(Data items)

□ □ □ □

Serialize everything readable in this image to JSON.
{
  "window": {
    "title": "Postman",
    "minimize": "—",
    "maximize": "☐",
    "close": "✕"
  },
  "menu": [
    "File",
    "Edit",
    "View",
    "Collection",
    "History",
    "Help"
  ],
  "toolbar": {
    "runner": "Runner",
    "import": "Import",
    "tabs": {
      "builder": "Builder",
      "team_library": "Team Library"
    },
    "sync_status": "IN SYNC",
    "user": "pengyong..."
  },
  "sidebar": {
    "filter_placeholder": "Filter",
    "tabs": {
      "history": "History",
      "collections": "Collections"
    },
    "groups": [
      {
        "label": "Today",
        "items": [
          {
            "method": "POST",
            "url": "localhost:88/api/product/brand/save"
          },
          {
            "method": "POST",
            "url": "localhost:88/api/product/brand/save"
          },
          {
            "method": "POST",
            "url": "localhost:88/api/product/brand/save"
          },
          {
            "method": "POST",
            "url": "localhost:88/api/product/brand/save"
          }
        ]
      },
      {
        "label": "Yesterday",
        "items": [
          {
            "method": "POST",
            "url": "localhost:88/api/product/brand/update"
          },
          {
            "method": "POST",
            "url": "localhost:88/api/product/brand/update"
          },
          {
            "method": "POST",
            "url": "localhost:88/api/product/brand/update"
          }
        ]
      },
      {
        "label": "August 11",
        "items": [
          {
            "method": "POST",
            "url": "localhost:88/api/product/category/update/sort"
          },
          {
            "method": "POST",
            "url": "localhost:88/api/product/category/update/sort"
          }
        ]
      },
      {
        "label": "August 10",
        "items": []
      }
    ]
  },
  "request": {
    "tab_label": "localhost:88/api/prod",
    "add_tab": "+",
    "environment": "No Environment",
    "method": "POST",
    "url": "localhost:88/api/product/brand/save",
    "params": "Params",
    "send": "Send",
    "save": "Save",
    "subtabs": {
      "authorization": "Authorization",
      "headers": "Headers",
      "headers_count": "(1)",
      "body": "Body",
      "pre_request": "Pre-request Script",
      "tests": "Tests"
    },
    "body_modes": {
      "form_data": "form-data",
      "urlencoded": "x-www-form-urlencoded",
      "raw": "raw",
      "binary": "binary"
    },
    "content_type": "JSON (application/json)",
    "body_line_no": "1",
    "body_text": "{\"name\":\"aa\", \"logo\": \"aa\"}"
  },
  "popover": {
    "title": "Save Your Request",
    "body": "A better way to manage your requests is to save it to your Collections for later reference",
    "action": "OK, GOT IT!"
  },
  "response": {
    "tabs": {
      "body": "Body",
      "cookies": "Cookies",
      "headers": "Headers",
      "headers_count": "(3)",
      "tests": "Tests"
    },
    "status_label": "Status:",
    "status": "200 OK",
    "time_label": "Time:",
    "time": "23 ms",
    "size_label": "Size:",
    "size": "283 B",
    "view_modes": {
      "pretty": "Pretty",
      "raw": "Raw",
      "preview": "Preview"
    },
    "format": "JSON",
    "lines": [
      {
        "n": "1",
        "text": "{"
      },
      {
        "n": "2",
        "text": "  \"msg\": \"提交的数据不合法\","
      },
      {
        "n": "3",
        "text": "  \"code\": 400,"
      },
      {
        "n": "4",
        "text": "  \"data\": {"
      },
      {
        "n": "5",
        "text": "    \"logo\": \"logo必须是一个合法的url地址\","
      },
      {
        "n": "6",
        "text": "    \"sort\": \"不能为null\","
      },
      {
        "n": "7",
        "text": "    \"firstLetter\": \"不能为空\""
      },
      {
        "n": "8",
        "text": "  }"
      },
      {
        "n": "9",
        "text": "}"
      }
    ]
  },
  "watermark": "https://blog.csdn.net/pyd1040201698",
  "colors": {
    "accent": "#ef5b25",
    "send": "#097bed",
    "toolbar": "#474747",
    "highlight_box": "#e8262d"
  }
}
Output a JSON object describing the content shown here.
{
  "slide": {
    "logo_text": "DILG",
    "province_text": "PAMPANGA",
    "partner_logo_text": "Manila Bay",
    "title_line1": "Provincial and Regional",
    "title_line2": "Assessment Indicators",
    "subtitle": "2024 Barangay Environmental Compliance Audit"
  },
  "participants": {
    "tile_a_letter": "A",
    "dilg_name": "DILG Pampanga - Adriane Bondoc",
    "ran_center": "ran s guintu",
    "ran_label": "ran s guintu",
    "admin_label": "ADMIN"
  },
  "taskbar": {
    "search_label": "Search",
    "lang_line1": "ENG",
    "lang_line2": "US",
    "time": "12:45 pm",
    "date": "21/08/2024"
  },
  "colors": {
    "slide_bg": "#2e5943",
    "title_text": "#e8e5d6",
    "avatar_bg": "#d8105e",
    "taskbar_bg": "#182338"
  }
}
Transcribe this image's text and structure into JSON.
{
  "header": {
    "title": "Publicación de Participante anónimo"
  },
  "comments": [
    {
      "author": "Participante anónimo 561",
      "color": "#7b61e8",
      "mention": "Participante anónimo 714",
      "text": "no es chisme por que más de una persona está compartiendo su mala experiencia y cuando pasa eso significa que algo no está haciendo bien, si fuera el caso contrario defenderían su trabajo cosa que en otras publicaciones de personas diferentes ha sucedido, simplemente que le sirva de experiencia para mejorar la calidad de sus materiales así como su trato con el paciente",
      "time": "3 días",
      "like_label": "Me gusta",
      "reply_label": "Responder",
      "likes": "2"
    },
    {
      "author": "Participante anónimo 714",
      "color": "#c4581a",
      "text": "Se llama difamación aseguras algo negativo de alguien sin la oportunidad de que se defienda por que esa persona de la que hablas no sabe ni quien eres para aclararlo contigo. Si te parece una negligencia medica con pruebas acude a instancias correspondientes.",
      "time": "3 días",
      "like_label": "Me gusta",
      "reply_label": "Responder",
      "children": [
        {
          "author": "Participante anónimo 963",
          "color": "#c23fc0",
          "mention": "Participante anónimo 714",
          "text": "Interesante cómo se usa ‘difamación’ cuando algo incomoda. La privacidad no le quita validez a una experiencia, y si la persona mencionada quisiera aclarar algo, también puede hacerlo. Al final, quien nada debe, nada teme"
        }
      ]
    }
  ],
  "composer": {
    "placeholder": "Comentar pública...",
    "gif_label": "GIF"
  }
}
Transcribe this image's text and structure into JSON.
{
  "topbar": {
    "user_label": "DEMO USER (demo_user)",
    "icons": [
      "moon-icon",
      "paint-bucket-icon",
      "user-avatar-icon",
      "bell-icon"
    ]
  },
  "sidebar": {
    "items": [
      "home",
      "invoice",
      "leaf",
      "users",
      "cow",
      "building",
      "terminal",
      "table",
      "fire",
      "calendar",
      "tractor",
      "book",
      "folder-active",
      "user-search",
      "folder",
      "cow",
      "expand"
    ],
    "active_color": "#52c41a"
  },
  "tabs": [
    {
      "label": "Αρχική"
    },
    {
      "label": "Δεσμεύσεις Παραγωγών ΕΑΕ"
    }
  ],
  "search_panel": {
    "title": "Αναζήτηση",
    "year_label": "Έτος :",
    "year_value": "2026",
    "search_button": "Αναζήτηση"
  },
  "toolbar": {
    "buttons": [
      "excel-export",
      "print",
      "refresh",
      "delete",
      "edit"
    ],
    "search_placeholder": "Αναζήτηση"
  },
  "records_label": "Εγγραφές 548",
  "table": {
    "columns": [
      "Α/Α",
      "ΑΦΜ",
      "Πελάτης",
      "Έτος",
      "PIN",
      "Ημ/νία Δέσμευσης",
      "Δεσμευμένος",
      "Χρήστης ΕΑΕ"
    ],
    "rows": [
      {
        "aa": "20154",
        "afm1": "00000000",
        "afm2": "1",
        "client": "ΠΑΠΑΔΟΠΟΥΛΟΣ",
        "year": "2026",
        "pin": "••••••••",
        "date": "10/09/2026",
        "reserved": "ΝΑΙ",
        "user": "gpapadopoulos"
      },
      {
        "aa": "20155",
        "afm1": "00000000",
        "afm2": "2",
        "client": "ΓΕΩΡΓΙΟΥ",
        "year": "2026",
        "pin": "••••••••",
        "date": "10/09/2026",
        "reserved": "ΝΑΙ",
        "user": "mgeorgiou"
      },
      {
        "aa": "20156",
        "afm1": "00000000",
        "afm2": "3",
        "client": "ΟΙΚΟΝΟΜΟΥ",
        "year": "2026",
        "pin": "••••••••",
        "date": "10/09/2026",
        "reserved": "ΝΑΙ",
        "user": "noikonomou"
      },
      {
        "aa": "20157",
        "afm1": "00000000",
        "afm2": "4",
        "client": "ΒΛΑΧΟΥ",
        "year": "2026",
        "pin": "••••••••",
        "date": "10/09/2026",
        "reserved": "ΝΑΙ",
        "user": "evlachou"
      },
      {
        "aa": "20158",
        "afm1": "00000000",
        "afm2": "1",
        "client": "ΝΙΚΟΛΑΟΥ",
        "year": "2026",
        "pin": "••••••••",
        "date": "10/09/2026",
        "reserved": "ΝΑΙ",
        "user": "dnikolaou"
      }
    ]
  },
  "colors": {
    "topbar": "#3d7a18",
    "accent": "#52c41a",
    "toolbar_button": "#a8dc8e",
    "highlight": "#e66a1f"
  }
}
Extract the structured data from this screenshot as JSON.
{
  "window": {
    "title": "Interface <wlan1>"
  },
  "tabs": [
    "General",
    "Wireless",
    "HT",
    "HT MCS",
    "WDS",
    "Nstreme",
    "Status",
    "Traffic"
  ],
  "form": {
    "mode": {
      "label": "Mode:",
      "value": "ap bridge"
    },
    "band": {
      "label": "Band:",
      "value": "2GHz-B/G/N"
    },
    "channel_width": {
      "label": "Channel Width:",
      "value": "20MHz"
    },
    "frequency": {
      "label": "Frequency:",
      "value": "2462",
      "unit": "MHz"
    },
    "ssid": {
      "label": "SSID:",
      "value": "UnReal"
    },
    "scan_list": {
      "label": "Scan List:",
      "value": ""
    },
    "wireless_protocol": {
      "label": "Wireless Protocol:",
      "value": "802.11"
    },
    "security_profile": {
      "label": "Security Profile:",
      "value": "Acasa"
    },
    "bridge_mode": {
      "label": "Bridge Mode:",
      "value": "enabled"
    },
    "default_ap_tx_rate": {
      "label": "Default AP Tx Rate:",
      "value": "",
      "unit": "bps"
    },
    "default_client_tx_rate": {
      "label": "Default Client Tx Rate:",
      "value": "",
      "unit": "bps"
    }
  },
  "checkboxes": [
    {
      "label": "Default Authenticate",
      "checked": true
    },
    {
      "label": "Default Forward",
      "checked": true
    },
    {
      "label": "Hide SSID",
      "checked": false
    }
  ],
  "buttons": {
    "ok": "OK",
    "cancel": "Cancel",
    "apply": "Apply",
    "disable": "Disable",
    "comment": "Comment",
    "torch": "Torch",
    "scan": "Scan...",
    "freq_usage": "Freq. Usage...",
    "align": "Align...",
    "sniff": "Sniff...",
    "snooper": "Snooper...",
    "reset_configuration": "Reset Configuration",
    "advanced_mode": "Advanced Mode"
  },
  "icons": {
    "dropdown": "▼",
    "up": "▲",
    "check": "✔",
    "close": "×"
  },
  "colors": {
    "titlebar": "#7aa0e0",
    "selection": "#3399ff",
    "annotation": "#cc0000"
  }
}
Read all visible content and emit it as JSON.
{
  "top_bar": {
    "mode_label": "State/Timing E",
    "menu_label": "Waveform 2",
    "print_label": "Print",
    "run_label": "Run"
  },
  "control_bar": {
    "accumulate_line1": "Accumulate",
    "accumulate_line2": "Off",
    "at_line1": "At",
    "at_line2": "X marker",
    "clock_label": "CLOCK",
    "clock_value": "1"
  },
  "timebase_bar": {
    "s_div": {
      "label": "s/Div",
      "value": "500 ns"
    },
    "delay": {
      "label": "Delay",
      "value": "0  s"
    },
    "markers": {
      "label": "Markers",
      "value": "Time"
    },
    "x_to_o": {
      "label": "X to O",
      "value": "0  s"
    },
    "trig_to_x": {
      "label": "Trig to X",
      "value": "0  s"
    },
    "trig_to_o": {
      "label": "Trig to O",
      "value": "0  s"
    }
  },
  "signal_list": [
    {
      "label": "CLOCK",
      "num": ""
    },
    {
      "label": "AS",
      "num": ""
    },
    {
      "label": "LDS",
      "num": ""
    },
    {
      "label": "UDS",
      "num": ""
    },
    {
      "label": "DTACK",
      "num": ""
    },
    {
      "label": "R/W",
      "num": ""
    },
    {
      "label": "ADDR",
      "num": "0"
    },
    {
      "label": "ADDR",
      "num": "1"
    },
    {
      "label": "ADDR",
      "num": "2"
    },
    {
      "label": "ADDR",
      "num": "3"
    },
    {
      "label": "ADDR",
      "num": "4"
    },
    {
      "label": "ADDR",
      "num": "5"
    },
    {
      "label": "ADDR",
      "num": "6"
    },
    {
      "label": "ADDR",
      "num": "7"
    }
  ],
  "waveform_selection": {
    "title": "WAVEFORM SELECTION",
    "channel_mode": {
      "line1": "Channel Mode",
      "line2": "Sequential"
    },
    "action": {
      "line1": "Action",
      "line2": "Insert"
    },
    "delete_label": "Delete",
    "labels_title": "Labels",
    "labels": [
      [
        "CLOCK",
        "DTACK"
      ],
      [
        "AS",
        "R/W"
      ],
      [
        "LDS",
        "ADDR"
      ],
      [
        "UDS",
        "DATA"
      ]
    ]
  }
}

□ □ □ □

→ Work to complete
Check each line above for the string "mention" and show the ones that have it.

→ Correct response
      "mention": "Participante anónimo 714",
          "mention": "Participante anónimo 714",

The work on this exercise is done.